━━━━━ Records provided ━━━━━

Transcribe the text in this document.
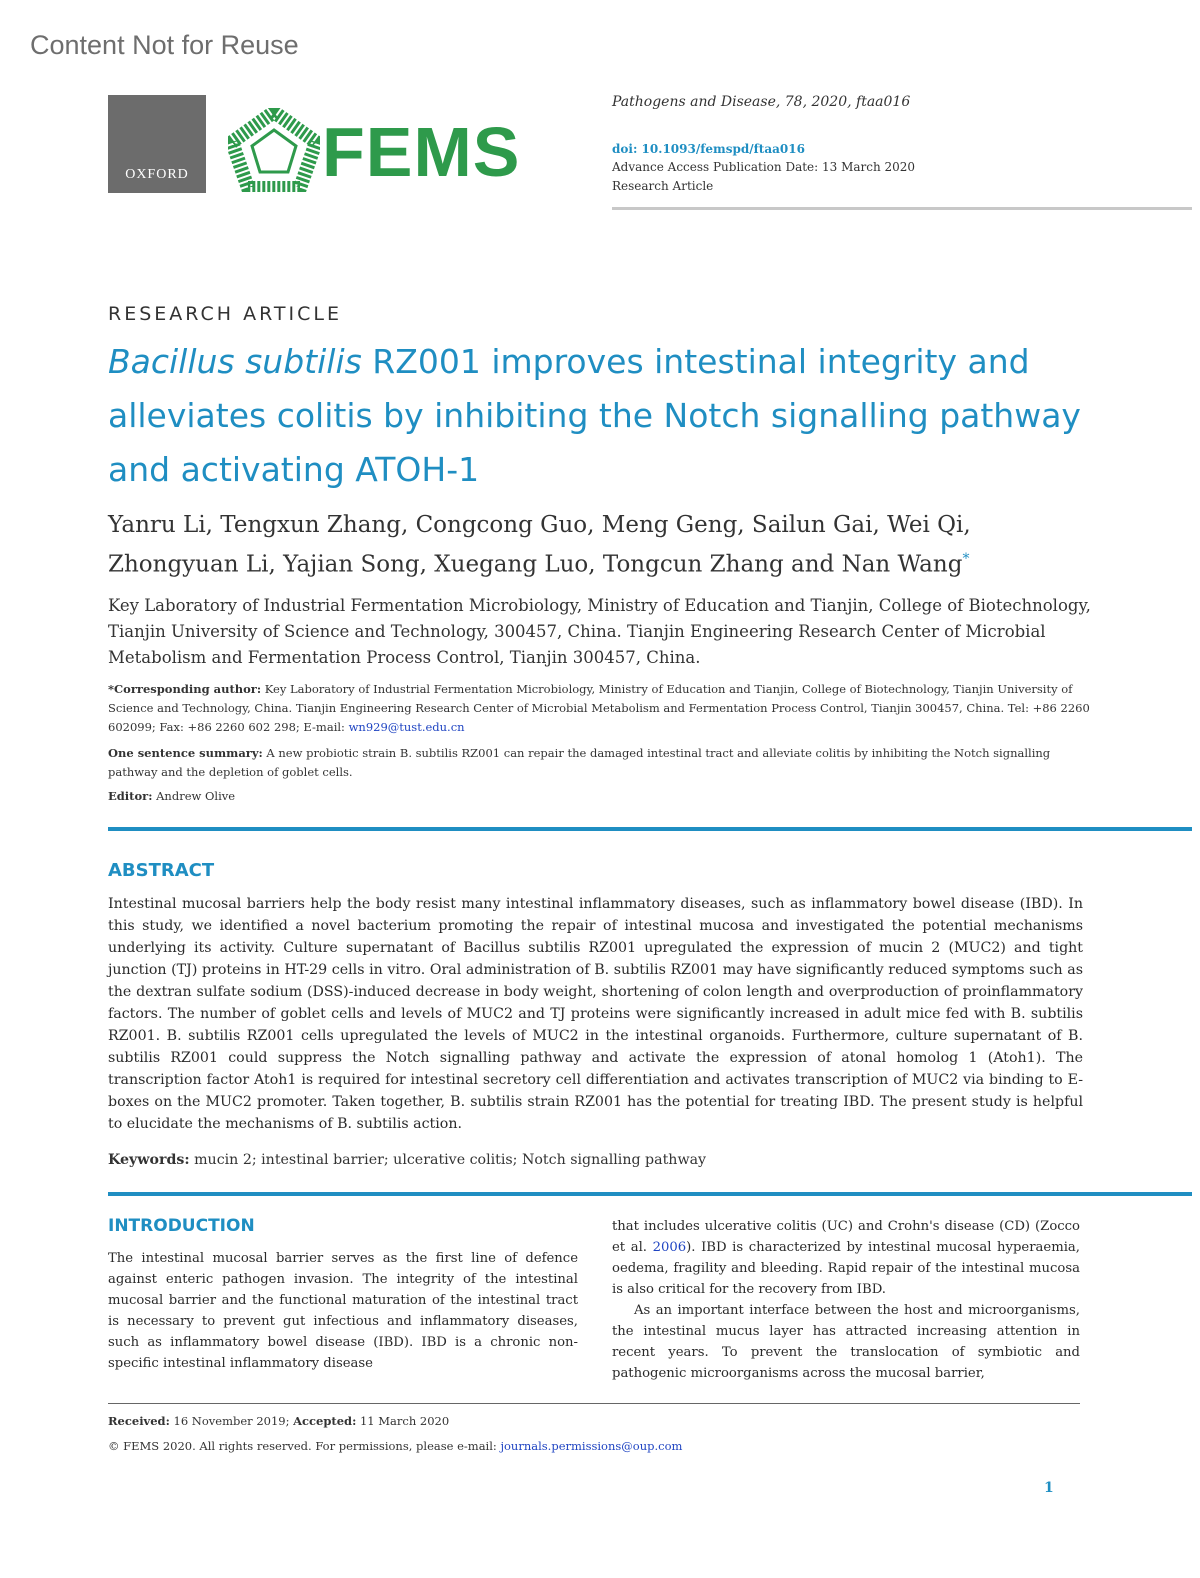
Content Not for Reuse
OXFORD FEMS
Pathogens and Disease, 78, 2020, ftaa016
doi: 10.1093/femspd/ftaa016
Advance Access Publication Date: 13 March 2020
Research Article
RESEARCH ARTICLE
Bacillus subtilis RZ001 improves intestinal integrity and alleviates colitis by inhibiting the Notch signalling pathway and activating ATOH-1
Yanru Li, Tengxun Zhang, Congcong Guo, Meng Geng, Sailun Gai, Wei Qi,
Zhongyuan Li, Yajian Song, Xuegang Luo, Tongcun Zhang and Nan Wang*
Key Laboratory of Industrial Fermentation Microbiology, Ministry of Education and Tianjin, College of Biotechnology, Tianjin University of Science and Technology, 300457, China. Tianjin Engineering Research Center of Microbial Metabolism and Fermentation Process Control, Tianjin 300457, China.
*Corresponding author: Key Laboratory of Industrial Fermentation Microbiology, Ministry of Education and Tianjin, College of Biotechnology, Tianjin University of Science and Technology, China. Tianjin Engineering Research Center of Microbial Metabolism and Fermentation Process Control, Tianjin 300457, China. Tel: +86 2260 602099; Fax: +86 2260 602 298; E-mail: wn929@tust.edu.cn
One sentence summary: A new probiotic strain B. subtilis RZ001 can repair the damaged intestinal tract and alleviate colitis by inhibiting the Notch signalling pathway and the depletion of goblet cells.
Editor: Andrew Olive
ABSTRACT
Intestinal mucosal barriers help the body resist many intestinal inflammatory diseases, such as inflammatory bowel disease (IBD). In this study, we identified a novel bacterium promoting the repair of intestinal mucosa and investigated the potential mechanisms underlying its activity. Culture supernatant of Bacillus subtilis RZ001 upregulated the expression of mucin 2 (MUC2) and tight junction (TJ) proteins in HT-29 cells in vitro. Oral administration of B. subtilis RZ001 may have significantly reduced symptoms such as the dextran sulfate sodium (DSS)-induced decrease in body weight, shortening of colon length and overproduction of proinflammatory factors. The number of goblet cells and levels of MUC2 and TJ proteins were significantly increased in adult mice fed with B. subtilis RZ001. B. subtilis RZ001 cells upregulated the levels of MUC2 in the intestinal organoids. Furthermore, culture supernatant of B. subtilis RZ001 could suppress the Notch signalling pathway and activate the expression of atonal homolog 1 (Atoh1). The transcription factor Atoh1 is required for intestinal secretory cell differentiation and activates transcription of MUC2 via binding to E-boxes on the MUC2 promoter. Taken together, B. subtilis strain RZ001 has the potential for treating IBD. The present study is helpful to elucidate the mechanisms of B. subtilis action.
Keywords: mucin 2; intestinal barrier; ulcerative colitis; Notch signalling pathway
INTRODUCTION
The intestinal mucosal barrier serves as the first line of defence against enteric pathogen invasion. The integrity of the intestinal mucosal barrier and the functional maturation of the intestinal tract is necessary to prevent gut infectious and inflammatory diseases, such as inflammatory bowel disease (IBD). IBD is a chronic non-specific intestinal inflammatory disease

that includes ulcerative colitis (UC) and Crohn's disease (CD) (Zocco et al. 2006). IBD is characterized by intestinal mucosal hyperaemia, oedema, fragility and bleeding. Rapid repair of the intestinal mucosa is also critical for the recovery from IBD.

As an important interface between the host and microorganisms, the intestinal mucus layer has attracted increasing attention in recent years. To prevent the translocation of symbiotic and pathogenic microorganisms across the mucosal barrier,

Received: 16 November 2019; Accepted: 11 March 2020
© FEMS 2020. All rights reserved. For permissions, please e-mail: journals.permissions@oup.com
1
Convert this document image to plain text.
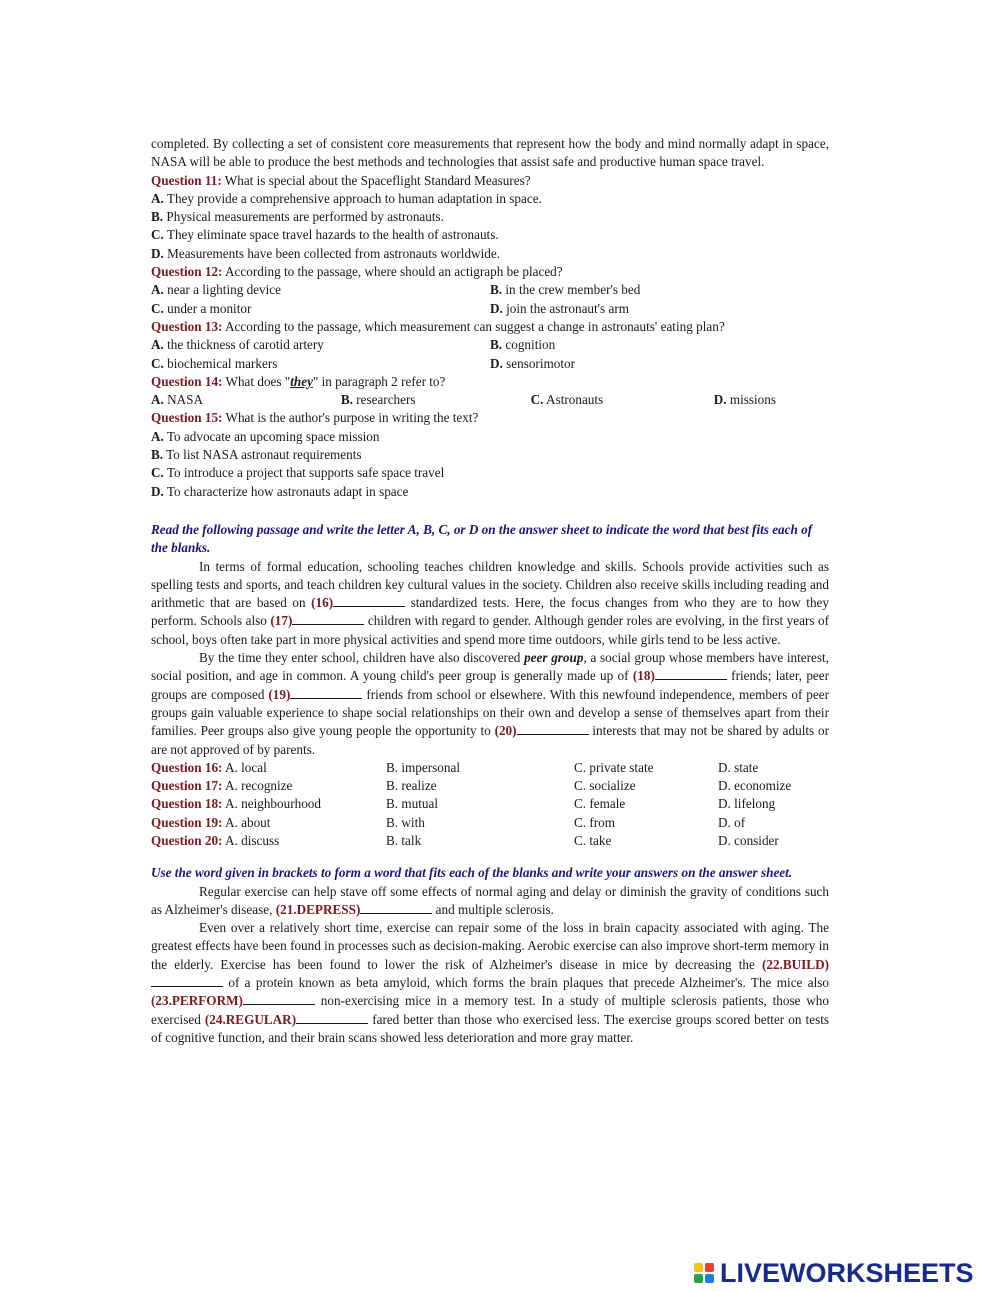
completed. By collecting a set of consistent core measurements that represent how the body and mind normally adapt in space, NASA will be able to produce the best methods and technologies that assist safe and productive human space travel.

Question 11: What is special about the Spaceflight Standard Measures?

A. They provide a comprehensive approach to human adaptation in space.

B. Physical measurements are performed by astronauts.

C. They eliminate space travel hazards to the health of astronauts.

D. Measurements have been collected from astronauts worldwide.

Question 12: According to the passage, where should an actigraph be placed?

A. near a lighting device	B. in the crew member's bed
C. under a monitor	D. join the astronaut's arm

Question 13: According to the passage, which measurement can suggest a change in astronauts' eating plan?

A. the thickness of carotid artery	B. cognition
C. biochemical markers	D. sensorimotor

Question 14: What does "they" in paragraph 2 refer to?

A. NASA	B. researchers	C. Astronauts	D. missions

Question 15: What is the author's purpose in writing the text?

A. To advocate an upcoming space mission

B. To list NASA astronaut requirements

C. To introduce a project that supports safe space travel

D. To characterize how astronauts adapt in space

Read the following passage and write the letter A, B, C, or D on the answer sheet to indicate the word that best fits each of the blanks.

In terms of formal education, schooling teaches children knowledge and skills. Schools provide activities such as spelling tests and sports, and teach children key cultural values in the society. Children also receive skills including reading and arithmetic that are based on (16)	standardized tests. Here, the focus changes from who they are to how they perform. Schools also (17)	children with regard to gender. Although gender roles are evolving, in the first years of school, boys often take part in more physical activities and spend more time outdoors, while girls tend to be less active.

By the time they enter school, children have also discovered peer group, a social group whose members have interest, social position, and age in common. A young child's peer group is generally made up of (18)	friends; later, peer groups are composed (19)	friends from school or elsewhere. With this newfound independence, members of peer groups gain valuable experience to shape social relationships on their own and develop a sense of themselves apart from their families. Peer groups also give young people the opportunity to (20)	interests that may not be shared by adults or are not approved of by parents.

Question 16: A. local	B. impersonal	C. private state	D. state
Question 17: A. recognize	B. realize	C. socialize	D. economize
Question 18: A. neighbourhood	B. mutual	C. female	D. lifelong
Question 19: A. about	B. with	C. from	D. of
Question 20: A. discuss	B. talk	C. take	D. consider

Use the word given in brackets to form a word that fits each of the blanks and write your answers on the answer sheet.

Regular exercise can help stave off some effects of normal aging and delay or diminish the gravity of conditions such as Alzheimer's disease, (21.DEPRESS)	and multiple sclerosis.

Even over a relatively short time, exercise can repair some of the loss in brain capacity associated with aging. The greatest effects have been found in processes such as decision-making. Aerobic exercise can also improve short-term memory in the elderly. Exercise has been found to lower the risk of Alzheimer's disease in mice by decreasing the (22.BUILD) of a protein known as beta amyloid, which forms the brain plaques that precede Alzheimer's. The mice also (23.PERFORM)	non-exercising mice in a memory test. In a study of multiple sclerosis patients, those who exercised (24.REGULAR)	fared better than those who exercised less. The exercise groups scored better on tests of cognitive function, and their brain scans showed less deterioration and more gray matter.

LIVEWORKSHEETS
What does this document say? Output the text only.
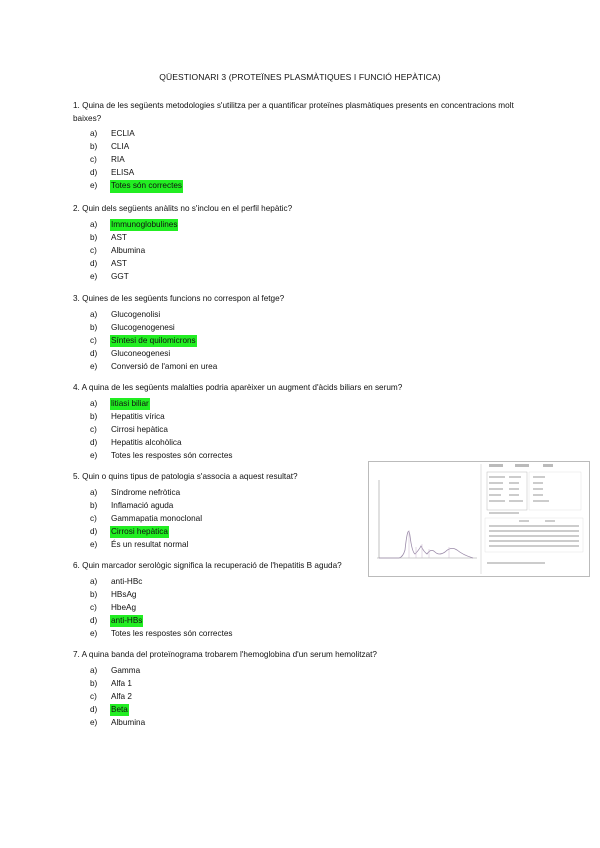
QÜESTIONARI 3 (PROTEÏNES PLASMÀTIQUES I FUNCIÓ HEPÀTICA)
1. Quina de les següents metodologies s'utilitza per a quantificar proteïnes plasmàtiques presents en concentracions molt baixes?
a)	ECLIA
b)	CLIA
c)	RIA
d)	ELISA
e)	Totes són correctes
2. Quin dels següents anàlits no s'inclou en el perfil hepàtic?
a)	Immunoglobulines
b)	AST
c)	Albumina
d)	AST
e)	GGT
3. Quines de les següents funcions no correspon al fetge?
a)	Glucogenolisi
b)	Glucogenogenesi
c)	Síntesi de quilomicrons
d)	Gluconeogenesi
e)	Conversió de l'amoni en urea
4. A quina de les següents malalties podria aparèixer un augment d'àcids biliars en serum?
a)	litiasi biliar
b)	Hepatitis vírica
c)	Cirrosi hepàtica
d)	Hepatitis alcohòlica
e)	Totes les respostes són correctes
5. Quin o quins tipus de patologia s'associa a aquest resultat?
a)	Síndrome nefròtica
b)	Inflamació aguda
c)	Gammapatia monoclonal
d)	Cirrosi hepàtica
e)	És un resultat normal
6. Quin marcador serològic significa la recuperació de l'hepatitis B aguda?
a)	anti-HBc
b)	HBsAg
c)	HbeAg
d)	anti-HBs
e)	Totes les respostes són correctes
7. A quina banda del proteïnograma trobarem l'hemoglobina d'un serum hemolitzat?
a)	Gamma
b)	Alfa 1
c)	Alfa 2
d)	Beta
e)	Albumina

━━━━━

**Your goal:** Find all the lines containing "College" in the material, then copy them.

**Answer for this exercise:**
Key Laboratory of Industrial Fermentation Microbiology, Ministry of Education and Tianjin, College of Biotechnology, Tianjin University of Science and Technology, 300457, China. Tianjin Engineering Research Center of Microbial Metabolism and Fermentation Process Control, Tianjin 300457, China.
*Corresponding author: Key Laboratory of Industrial Fermentation Microbiology, Ministry of Education and Tianjin, College of Biotechnology, Tianjin University of Science and Technology, China. Tianjin Engineering Research Center of Microbial Metabolism and Fermentation Process Control, Tianjin 300457, China. Tel: +86 2260 602099; Fax: +86 2260 602 298; E-mail: wn929@tust.edu.cn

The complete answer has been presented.